## Short exercise
Reproduce all of the material exactly as shown.

## Input material
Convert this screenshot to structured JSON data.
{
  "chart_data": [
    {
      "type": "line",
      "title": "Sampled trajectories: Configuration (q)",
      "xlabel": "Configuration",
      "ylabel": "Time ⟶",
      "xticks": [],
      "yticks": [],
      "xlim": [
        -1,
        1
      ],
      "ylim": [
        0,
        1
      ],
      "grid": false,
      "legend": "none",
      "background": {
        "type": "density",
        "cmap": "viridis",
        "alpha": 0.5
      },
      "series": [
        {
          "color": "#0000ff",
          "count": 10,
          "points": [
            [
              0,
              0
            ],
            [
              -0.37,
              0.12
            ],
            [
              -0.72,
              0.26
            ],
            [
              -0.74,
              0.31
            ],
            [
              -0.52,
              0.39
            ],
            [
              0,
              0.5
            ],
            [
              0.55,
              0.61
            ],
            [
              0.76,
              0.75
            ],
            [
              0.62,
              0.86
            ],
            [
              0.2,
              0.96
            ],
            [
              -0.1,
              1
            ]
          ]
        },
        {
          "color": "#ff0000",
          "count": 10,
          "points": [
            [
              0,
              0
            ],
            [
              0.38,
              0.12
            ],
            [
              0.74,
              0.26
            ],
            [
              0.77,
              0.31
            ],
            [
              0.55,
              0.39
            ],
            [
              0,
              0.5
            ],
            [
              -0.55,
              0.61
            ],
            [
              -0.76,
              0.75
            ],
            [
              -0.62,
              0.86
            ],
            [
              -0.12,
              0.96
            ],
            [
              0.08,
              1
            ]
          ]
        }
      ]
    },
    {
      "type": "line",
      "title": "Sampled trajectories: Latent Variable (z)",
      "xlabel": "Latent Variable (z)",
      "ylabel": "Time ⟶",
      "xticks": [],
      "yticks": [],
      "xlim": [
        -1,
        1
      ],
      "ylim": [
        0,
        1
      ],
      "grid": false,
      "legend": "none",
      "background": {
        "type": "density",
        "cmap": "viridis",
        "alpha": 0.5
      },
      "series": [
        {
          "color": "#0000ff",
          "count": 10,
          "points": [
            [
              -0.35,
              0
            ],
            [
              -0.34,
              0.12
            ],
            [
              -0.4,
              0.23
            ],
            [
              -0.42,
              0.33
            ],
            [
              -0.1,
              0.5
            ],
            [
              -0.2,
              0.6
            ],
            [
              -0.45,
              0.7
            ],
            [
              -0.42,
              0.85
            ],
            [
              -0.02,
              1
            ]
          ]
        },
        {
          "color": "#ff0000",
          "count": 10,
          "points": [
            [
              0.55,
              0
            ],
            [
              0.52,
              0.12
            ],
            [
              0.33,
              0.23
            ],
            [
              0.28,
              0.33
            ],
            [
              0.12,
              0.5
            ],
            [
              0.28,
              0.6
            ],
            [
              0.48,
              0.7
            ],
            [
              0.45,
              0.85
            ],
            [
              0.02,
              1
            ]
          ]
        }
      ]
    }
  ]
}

## Correct result
Convert this screenshot to structured JSON data.
{
  "chart_data": [
    {
      "type": "line",
      "title": "Sampled trajectories: Configuration (q)",
      "xlabel": "Configuration",
      "ylabel": "Time ⟶",
      "xticks": [],
      "yticks": [],
      "xlim": [
        -1,
        1
      ],
      "ylim": [
        0,
        1
      ],
      "grid": false,
      "legend": "none",
      "background": {
        "type": "density",
        "cmap": "viridis",
        "alpha": 0.5
      },
      "series": [
        {
          "color": "#0000ff",
          "count": 10,
          "points": [
            [
              0,
              0
            ],
            [
              -0.37,
              0.12
            ],
            [
              -0.72,
              0.26
            ],
            [
              -0.74,
              0.31
            ],
            [
              -0.52,
              0.39
            ],
            [
              0,
              0.5
            ],
            [
              0.55,
              0.61
            ],
            [
              0.76,
              0.75
            ],
            [
              0.62,
              0.86
            ],
            [
              0.2,
              0.96
            ],
            [
              -0.1,
              1
            ]
          ]
        },
        {
          "color": "#ff0000",
          "count": 10,
          "points": [
            [
              0,
              0
            ],
            [
              0.38,
              0.12
            ],
            [
              0.74,
              0.26
            ],
            [
              0.77,
              0.31
            ],
            [
              0.55,
              0.39
            ],
            [
              0,
              0.5
            ],
            [
              -0.55,
              0.61
            ],
            [
              -0.76,
              0.75
            ],
            [
              -0.62,
              0.86
            ],
            [
              -0.12,
              0.96
            ],
            [
              0.08,
              1
            ]
          ]
        }
      ]
    },
    {
      "type": "line",
      "title": "Sampled trajectories: Latent Variable (z)",
      "xlabel": "Latent Variable (z)",
      "ylabel": "Time ⟶",
      "xticks": [],
      "yticks": [],
      "xlim": [
        -1,
        1
      ],
      "ylim": [
        0,
        1
      ],
      "grid": false,
      "legend": "none",
      "background": {
        "type": "density",
        "cmap": "viridis",
        "alpha": 0.5
      },
      "series": [
        {
          "color": "#0000ff",
          "count": 10,
          "points": [
            [
              -0.35,
              0
            ],
            [
              -0.34,
              0.12
            ],
            [
              -0.4,
              0.23
            ],
            [
              -0.42,
              0.33
            ],
            [
              -0.1,
              0.5
            ],
            [
              -0.2,
              0.6
            ],
            [
              -0.45,
              0.7
            ],
            [
              -0.42,
              0.85
            ],
            [
              -0.02,
              1
            ]
          ]
        },
        {
          "color": "#ff0000",
          "count": 10,
          "points": [
            [
              0.55,
              0
            ],
            [
              0.52,
              0.12
            ],
            [
              0.33,
              0.23
            ],
            [
              0.28,
              0.33
            ],
            [
              0.12,
              0.5
            ],
            [
              0.28,
              0.6
            ],
            [
              0.48,
              0.7
            ],
            [
              0.45,
              0.85
            ],
            [
              0.02,
              1
            ]
          ]
        }
      ]
    }
  ]
}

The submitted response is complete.